:: WHAT IS BEING ASKED ::
Print the data exactly as it is given, please.

** Start GIVEN DATA **

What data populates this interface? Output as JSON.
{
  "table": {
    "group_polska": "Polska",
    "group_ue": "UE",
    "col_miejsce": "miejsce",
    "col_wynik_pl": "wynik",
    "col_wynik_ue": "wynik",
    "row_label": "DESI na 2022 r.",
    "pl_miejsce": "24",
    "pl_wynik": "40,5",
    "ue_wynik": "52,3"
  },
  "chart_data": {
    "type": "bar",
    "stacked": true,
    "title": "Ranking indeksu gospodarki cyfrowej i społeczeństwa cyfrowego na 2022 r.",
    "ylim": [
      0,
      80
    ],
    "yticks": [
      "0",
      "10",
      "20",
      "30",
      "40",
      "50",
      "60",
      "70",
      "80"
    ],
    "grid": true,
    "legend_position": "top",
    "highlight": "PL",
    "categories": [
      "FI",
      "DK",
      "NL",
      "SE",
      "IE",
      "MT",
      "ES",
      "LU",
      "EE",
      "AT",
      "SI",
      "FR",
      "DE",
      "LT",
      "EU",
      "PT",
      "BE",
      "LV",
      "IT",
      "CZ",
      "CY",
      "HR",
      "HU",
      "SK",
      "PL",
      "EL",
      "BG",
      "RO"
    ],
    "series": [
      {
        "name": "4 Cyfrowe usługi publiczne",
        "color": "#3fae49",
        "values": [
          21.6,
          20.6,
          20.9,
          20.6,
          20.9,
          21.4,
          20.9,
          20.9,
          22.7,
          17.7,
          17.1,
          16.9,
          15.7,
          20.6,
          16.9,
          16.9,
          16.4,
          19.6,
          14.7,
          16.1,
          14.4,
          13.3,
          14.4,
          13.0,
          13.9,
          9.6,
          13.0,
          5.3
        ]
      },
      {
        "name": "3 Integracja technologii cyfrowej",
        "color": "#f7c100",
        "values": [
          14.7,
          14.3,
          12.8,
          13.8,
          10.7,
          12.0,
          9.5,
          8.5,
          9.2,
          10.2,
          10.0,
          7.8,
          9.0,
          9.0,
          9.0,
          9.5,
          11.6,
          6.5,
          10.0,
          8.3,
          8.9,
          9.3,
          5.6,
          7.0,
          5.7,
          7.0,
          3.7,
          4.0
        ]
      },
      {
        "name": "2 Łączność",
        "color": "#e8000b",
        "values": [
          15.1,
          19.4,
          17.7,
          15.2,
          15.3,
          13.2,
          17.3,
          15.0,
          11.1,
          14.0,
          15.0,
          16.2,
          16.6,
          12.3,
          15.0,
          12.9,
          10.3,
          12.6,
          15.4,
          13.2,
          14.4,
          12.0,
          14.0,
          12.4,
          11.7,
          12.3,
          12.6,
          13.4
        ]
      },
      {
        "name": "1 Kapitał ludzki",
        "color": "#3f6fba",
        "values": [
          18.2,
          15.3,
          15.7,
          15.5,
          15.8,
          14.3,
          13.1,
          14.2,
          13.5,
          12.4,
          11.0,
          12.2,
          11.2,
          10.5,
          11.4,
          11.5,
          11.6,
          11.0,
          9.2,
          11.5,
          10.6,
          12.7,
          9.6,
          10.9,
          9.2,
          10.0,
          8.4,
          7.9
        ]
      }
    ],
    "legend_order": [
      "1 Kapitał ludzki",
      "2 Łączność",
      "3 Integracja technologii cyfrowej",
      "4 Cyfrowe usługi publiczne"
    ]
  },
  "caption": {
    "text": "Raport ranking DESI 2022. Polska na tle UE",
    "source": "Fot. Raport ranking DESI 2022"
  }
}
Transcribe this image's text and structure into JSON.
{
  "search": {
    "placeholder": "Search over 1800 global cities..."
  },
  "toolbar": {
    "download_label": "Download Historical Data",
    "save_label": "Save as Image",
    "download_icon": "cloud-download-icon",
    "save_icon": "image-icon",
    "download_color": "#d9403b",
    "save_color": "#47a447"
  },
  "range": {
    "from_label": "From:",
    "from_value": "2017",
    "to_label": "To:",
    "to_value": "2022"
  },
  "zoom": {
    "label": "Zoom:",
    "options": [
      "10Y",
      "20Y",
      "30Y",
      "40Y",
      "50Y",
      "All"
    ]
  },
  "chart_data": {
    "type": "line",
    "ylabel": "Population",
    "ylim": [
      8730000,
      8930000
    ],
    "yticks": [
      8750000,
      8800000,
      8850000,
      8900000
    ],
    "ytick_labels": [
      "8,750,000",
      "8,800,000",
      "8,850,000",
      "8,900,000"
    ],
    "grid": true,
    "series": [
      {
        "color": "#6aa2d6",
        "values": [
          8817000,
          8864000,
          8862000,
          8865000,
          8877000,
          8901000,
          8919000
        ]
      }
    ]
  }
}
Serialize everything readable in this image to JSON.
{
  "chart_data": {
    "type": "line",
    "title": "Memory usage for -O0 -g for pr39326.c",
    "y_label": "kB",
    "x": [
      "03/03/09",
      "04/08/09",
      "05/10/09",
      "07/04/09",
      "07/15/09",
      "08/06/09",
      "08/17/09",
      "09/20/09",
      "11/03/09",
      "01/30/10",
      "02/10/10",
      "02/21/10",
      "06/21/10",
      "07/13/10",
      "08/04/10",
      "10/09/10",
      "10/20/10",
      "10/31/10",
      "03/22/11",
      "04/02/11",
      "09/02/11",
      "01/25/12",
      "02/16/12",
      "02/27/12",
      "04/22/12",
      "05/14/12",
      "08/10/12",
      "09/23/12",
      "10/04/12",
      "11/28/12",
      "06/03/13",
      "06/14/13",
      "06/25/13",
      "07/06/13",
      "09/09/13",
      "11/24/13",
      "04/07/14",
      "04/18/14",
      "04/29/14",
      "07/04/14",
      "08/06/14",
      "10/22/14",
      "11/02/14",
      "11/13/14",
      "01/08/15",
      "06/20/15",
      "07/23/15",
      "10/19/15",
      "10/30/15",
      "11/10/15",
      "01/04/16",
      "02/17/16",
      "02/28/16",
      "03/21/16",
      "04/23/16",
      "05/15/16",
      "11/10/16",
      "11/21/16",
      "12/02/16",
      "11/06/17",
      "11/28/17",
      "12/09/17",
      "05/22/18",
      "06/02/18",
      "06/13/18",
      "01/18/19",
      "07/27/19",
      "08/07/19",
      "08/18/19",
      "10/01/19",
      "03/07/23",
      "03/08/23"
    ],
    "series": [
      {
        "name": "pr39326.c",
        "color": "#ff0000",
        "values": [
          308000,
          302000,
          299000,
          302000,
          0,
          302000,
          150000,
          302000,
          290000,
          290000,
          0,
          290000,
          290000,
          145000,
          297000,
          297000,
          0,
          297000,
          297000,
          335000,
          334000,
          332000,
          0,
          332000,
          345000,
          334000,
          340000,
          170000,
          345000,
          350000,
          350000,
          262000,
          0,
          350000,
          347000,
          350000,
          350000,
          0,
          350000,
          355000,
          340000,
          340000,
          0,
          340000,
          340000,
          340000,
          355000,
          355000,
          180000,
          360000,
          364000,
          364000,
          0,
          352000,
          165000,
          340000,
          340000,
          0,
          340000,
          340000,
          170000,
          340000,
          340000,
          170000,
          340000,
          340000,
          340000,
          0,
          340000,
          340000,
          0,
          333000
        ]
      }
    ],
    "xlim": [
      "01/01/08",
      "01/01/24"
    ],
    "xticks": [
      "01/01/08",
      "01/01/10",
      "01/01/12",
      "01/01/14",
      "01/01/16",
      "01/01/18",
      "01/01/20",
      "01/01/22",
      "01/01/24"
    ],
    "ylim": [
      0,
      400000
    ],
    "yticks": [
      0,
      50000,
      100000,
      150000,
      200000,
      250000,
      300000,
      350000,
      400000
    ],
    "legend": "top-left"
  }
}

** End GIVEN DATA **

:: SOLUTION FOR THIS EXERCISE ::
What data populates this interface? Output as JSON.
{
  "table": {
    "group_polska": "Polska",
    "group_ue": "UE",
    "col_miejsce": "miejsce",
    "col_wynik_pl": "wynik",
    "col_wynik_ue": "wynik",
    "row_label": "DESI na 2022 r.",
    "pl_miejsce": "24",
    "pl_wynik": "40,5",
    "ue_wynik": "52,3"
  },
  "chart_data": {
    "type": "bar",
    "stacked": true,
    "title": "Ranking indeksu gospodarki cyfrowej i społeczeństwa cyfrowego na 2022 r.",
    "ylim": [
      0,
      80
    ],
    "yticks": [
      "0",
      "10",
      "20",
      "30",
      "40",
      "50",
      "60",
      "70",
      "80"
    ],
    "grid": true,
    "legend_position": "top",
    "highlight": "PL",
    "categories": [
      "FI",
      "DK",
      "NL",
      "SE",
      "IE",
      "MT",
      "ES",
      "LU",
      "EE",
      "AT",
      "SI",
      "FR",
      "DE",
      "LT",
      "EU",
      "PT",
      "BE",
      "LV",
      "IT",
      "CZ",
      "CY",
      "HR",
      "HU",
      "SK",
      "PL",
      "EL",
      "BG",
      "RO"
    ],
    "series": [
      {
        "name": "4 Cyfrowe usługi publiczne",
        "color": "#3fae49",
        "values": [
          21.6,
          20.6,
          20.9,
          20.6,
          20.9,
          21.4,
          20.9,
          20.9,
          22.7,
          17.7,
          17.1,
          16.9,
          15.7,
          20.6,
          16.9,
          16.9,
          16.4,
          19.6,
          14.7,
          16.1,
          14.4,
          13.3,
          14.4,
          13.0,
          13.9,
          9.6,
          13.0,
          5.3
        ]
      },
      {
        "name": "3 Integracja technologii cyfrowej",
        "color": "#f7c100",
        "values": [
          14.7,
          14.3,
          12.8,
          13.8,
          10.7,
          12.0,
          9.5,
          8.5,
          9.2,
          10.2,
          10.0,
          7.8,
          9.0,
          9.0,
          9.0,
          9.5,
          11.6,
          6.5,
          10.0,
          8.3,
          8.9,
          9.3,
          5.6,
          7.0,
          5.7,
          7.0,
          3.7,
          4.0
        ]
      },
      {
        "name": "2 Łączność",
        "color": "#e8000b",
        "values": [
          15.1,
          19.4,
          17.7,
          15.2,
          15.3,
          13.2,
          17.3,
          15.0,
          11.1,
          14.0,
          15.0,
          16.2,
          16.6,
          12.3,
          15.0,
          12.9,
          10.3,
          12.6,
          15.4,
          13.2,
          14.4,
          12.0,
          14.0,
          12.4,
          11.7,
          12.3,
          12.6,
          13.4
        ]
      },
      {
        "name": "1 Kapitał ludzki",
        "color": "#3f6fba",
        "values": [
          18.2,
          15.3,
          15.7,
          15.5,
          15.8,
          14.3,
          13.1,
          14.2,
          13.5,
          12.4,
          11.0,
          12.2,
          11.2,
          10.5,
          11.4,
          11.5,
          11.6,
          11.0,
          9.2,
          11.5,
          10.6,
          12.7,
          9.6,
          10.9,
          9.2,
          10.0,
          8.4,
          7.9
        ]
      }
    ],
    "legend_order": [
      "1 Kapitał ludzki",
      "2 Łączność",
      "3 Integracja technologii cyfrowej",
      "4 Cyfrowe usługi publiczne"
    ]
  },
  "caption": {
    "text": "Raport ranking DESI 2022. Polska na tle UE",
    "source": "Fot. Raport ranking DESI 2022"
  }
}
Transcribe this image's text and structure into JSON.
{
  "search": {
    "placeholder": "Search over 1800 global cities..."
  },
  "toolbar": {
    "download_label": "Download Historical Data",
    "save_label": "Save as Image",
    "download_icon": "cloud-download-icon",
    "save_icon": "image-icon",
    "download_color": "#d9403b",
    "save_color": "#47a447"
  },
  "range": {
    "from_label": "From:",
    "from_value": "2017",
    "to_label": "To:",
    "to_value": "2022"
  },
  "zoom": {
    "label": "Zoom:",
    "options": [
      "10Y",
      "20Y",
      "30Y",
      "40Y",
      "50Y",
      "All"
    ]
  },
  "chart_data": {
    "type": "line",
    "ylabel": "Population",
    "ylim": [
      8730000,
      8930000
    ],
    "yticks": [
      8750000,
      8800000,
      8850000,
      8900000
    ],
    "ytick_labels": [
      "8,750,000",
      "8,800,000",
      "8,850,000",
      "8,900,000"
    ],
    "grid": true,
    "series": [
      {
        "color": "#6aa2d6",
        "values": [
          8817000,
          8864000,
          8862000,
          8865000,
          8877000,
          8901000,
          8919000
        ]
      }
    ]
  }
}
Serialize everything readable in this image to JSON.
{
  "chart_data": {
    "type": "line",
    "title": "Memory usage for -O0 -g for pr39326.c",
    "y_label": "kB",
    "x": [
      "03/03/09",
      "04/08/09",
      "05/10/09",
      "07/04/09",
      "07/15/09",
      "08/06/09",
      "08/17/09",
      "09/20/09",
      "11/03/09",
      "01/30/10",
      "02/10/10",
      "02/21/10",
      "06/21/10",
      "07/13/10",
      "08/04/10",
      "10/09/10",
      "10/20/10",
      "10/31/10",
      "03/22/11",
      "04/02/11",
      "09/02/11",
      "01/25/12",
      "02/16/12",
      "02/27/12",
      "04/22/12",
      "05/14/12",
      "08/10/12",
      "09/23/12",
      "10/04/12",
      "11/28/12",
      "06/03/13",
      "06/14/13",
      "06/25/13",
      "07/06/13",
      "09/09/13",
      "11/24/13",
      "04/07/14",
      "04/18/14",
      "04/29/14",
      "07/04/14",
      "08/06/14",
      "10/22/14",
      "11/02/14",
      "11/13/14",
      "01/08/15",
      "06/20/15",
      "07/23/15",
      "10/19/15",
      "10/30/15",
      "11/10/15",
      "01/04/16",
      "02/17/16",
      "02/28/16",
      "03/21/16",
      "04/23/16",
      "05/15/16",
      "11/10/16",
      "11/21/16",
      "12/02/16",
      "11/06/17",
      "11/28/17",
      "12/09/17",
      "05/22/18",
      "06/02/18",
      "06/13/18",
      "01/18/19",
      "07/27/19",
      "08/07/19",
      "08/18/19",
      "10/01/19",
      "03/07/23",
      "03/08/23"
    ],
    "series": [
      {
        "name": "pr39326.c",
        "color": "#ff0000",
        "values": [
          308000,
          302000,
          299000,
          302000,
          0,
          302000,
          150000,
          302000,
          290000,
          290000,
          0,
          290000,
          290000,
          145000,
          297000,
          297000,
          0,
          297000,
          297000,
          335000,
          334000,
          332000,
          0,
          332000,
          345000,
          334000,
          340000,
          170000,
          345000,
          350000,
          350000,
          262000,
          0,
          350000,
          347000,
          350000,
          350000,
          0,
          350000,
          355000,
          340000,
          340000,
          0,
          340000,
          340000,
          340000,
          355000,
          355000,
          180000,
          360000,
          364000,
          364000,
          0,
          352000,
          165000,
          340000,
          340000,
          0,
          340000,
          340000,
          170000,
          340000,
          340000,
          170000,
          340000,
          340000,
          340000,
          0,
          340000,
          340000,
          0,
          333000
        ]
      }
    ],
    "xlim": [
      "01/01/08",
      "01/01/24"
    ],
    "xticks": [
      "01/01/08",
      "01/01/10",
      "01/01/12",
      "01/01/14",
      "01/01/16",
      "01/01/18",
      "01/01/20",
      "01/01/22",
      "01/01/24"
    ],
    "ylim": [
      0,
      400000
    ],
    "yticks": [
      0,
      50000,
      100000,
      150000,
      200000,
      250000,
      300000,
      350000,
      400000
    ],
    "legend": "top-left"
  }
}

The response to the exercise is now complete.